== THE PROBLEM ==
Copy all the material below, exactly as it stands.
··· DATA EXTRACT
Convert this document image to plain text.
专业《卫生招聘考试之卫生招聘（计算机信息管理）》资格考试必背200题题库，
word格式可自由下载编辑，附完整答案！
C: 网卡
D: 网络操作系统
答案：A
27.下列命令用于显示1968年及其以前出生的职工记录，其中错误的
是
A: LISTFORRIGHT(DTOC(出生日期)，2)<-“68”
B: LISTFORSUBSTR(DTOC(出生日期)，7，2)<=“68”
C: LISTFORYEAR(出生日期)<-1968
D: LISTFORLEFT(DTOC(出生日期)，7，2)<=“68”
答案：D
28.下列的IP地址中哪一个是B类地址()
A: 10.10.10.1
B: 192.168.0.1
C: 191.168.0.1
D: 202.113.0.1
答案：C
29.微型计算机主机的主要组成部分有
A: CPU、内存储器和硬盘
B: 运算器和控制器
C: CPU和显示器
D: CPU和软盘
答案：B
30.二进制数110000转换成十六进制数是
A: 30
······
== TASK SOLUTION ==
Convert this document image to plain text.
专业《卫生招聘考试之卫生招聘（计算机信息管理）》资格考试必背200题题库，
word格式可自由下载编辑，附完整答案！
C: 网卡
D: 网络操作系统
答案：A
27.下列命令用于显示1968年及其以前出生的职工记录，其中错误的
是
A: LISTFORRIGHT(DTOC(出生日期)，2)<-“68”
B: LISTFORSUBSTR(DTOC(出生日期)，7，2)<=“68”
C: LISTFORYEAR(出生日期)<-1968
D: LISTFORLEFT(DTOC(出生日期)，7，2)<=“68”
答案：D
28.下列的IP地址中哪一个是B类地址()
A: 10.10.10.1
B: 192.168.0.1
C: 191.168.0.1
D: 202.113.0.1
答案：C
29.微型计算机主机的主要组成部分有
A: CPU、内存储器和硬盘
B: 运算器和控制器
C: CPU和显示器
D: CPU和软盘
答案：B
30.二进制数110000转换成十六进制数是
A: 30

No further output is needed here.